* [Work to do] In each of the items below, swap every "divider" for "separator" and reproduce the lines with nothing else changed. Omit the pictures from your answer.
-- start of Given information --
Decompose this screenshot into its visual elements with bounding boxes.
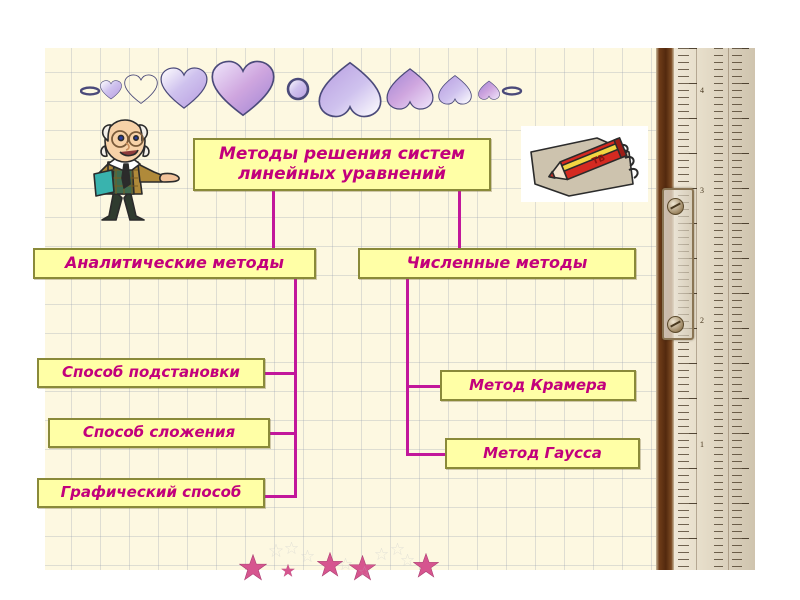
ruler-ticks-b	[714, 48, 723, 570]
ruler-digit-1: 1	[700, 440, 704, 449]
node-analytic-methods[interactable]: Аналитические методы	[33, 248, 316, 279]
ruler-seam-right	[728, 48, 729, 570]
connector-numeric-to-cramer	[406, 385, 442, 388]
node-numeric-methods[interactable]: Численные методы	[358, 248, 636, 279]
connector-analytic-to-addition	[268, 432, 297, 435]
ruler-screw-top-icon	[667, 198, 684, 215]
ruler-digit-3: 3	[700, 186, 704, 195]
connector-analytic-trunk	[294, 278, 297, 498]
ruler-digit-4: 4	[700, 86, 704, 95]
ruler-ticks-major-b	[742, 48, 749, 570]
connector-root-left	[272, 191, 275, 249]
professor-clipart	[78, 116, 184, 226]
ruler-digit-2: 2	[700, 316, 704, 325]
node-addition-method[interactable]: Способ сложения	[48, 418, 270, 448]
node-root[interactable]: Методы решения систем линейных уравнений	[193, 138, 491, 191]
connector-analytic-to-graphical	[263, 495, 297, 498]
node-gauss-method[interactable]: Метод Гаусса	[445, 438, 640, 469]
stars-divider	[235, 540, 465, 582]
hearts-divider	[80, 58, 600, 120]
node-graphical-method[interactable]: Графический способ	[37, 478, 265, 508]
ruler-ticks-c	[732, 48, 742, 570]
connector-numeric-to-gauss	[406, 453, 447, 456]
connector-root-right	[458, 191, 461, 249]
slide-rule-image: 4 3 2 1	[656, 48, 755, 570]
connector-analytic-to-substitution	[263, 372, 297, 375]
pencil-notebook-clipart: ТВ	[521, 126, 648, 202]
node-cramer-method[interactable]: Метод Крамера	[440, 370, 636, 401]
slide: 4 3 2 1	[0, 0, 800, 600]
connector-numeric-trunk	[406, 278, 409, 456]
node-substitution-method[interactable]: Способ подстановки	[37, 358, 265, 388]
ruler-screw-bottom-icon	[667, 316, 684, 333]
-- end of Given information --
* [Written answer]
Decompose this screenshot into its visual elements with bounding boxes.
ruler-ticks-b	[714, 48, 723, 570]
ruler-digit-1: 1	[700, 440, 704, 449]
node-analytic-methods[interactable]: Аналитические методы	[33, 248, 316, 279]
ruler-seam-right	[728, 48, 729, 570]
connector-numeric-to-cramer	[406, 385, 442, 388]
node-numeric-methods[interactable]: Численные методы	[358, 248, 636, 279]
connector-analytic-to-addition	[268, 432, 297, 435]
ruler-screw-top-icon	[667, 198, 684, 215]
ruler-digit-3: 3	[700, 186, 704, 195]
connector-analytic-trunk	[294, 278, 297, 498]
ruler-digit-4: 4	[700, 86, 704, 95]
ruler-ticks-major-b	[742, 48, 749, 570]
connector-root-left	[272, 191, 275, 249]
professor-clipart	[78, 116, 184, 226]
ruler-digit-2: 2	[700, 316, 704, 325]
node-addition-method[interactable]: Способ сложения	[48, 418, 270, 448]
node-root[interactable]: Методы решения систем линейных уравнений	[193, 138, 491, 191]
connector-analytic-to-graphical	[263, 495, 297, 498]
node-gauss-method[interactable]: Метод Гаусса	[445, 438, 640, 469]
stars-separator	[235, 540, 465, 582]
hearts-separator	[80, 58, 600, 120]
node-graphical-method[interactable]: Графический способ	[37, 478, 265, 508]
ruler-ticks-c	[732, 48, 742, 570]
connector-numeric-to-gauss	[406, 453, 447, 456]
connector-root-right	[458, 191, 461, 249]
slide-rule-image: 4 3 2 1	[656, 48, 755, 570]
connector-analytic-to-substitution	[263, 372, 297, 375]
pencil-notebook-clipart: ТВ	[521, 126, 648, 202]
node-cramer-method[interactable]: Метод Крамера	[440, 370, 636, 401]
slide: 4 3 2 1	[0, 0, 800, 600]
connector-numeric-trunk	[406, 278, 409, 456]
node-substitution-method[interactable]: Способ подстановки	[37, 358, 265, 388]
ruler-screw-bottom-icon	[667, 316, 684, 333]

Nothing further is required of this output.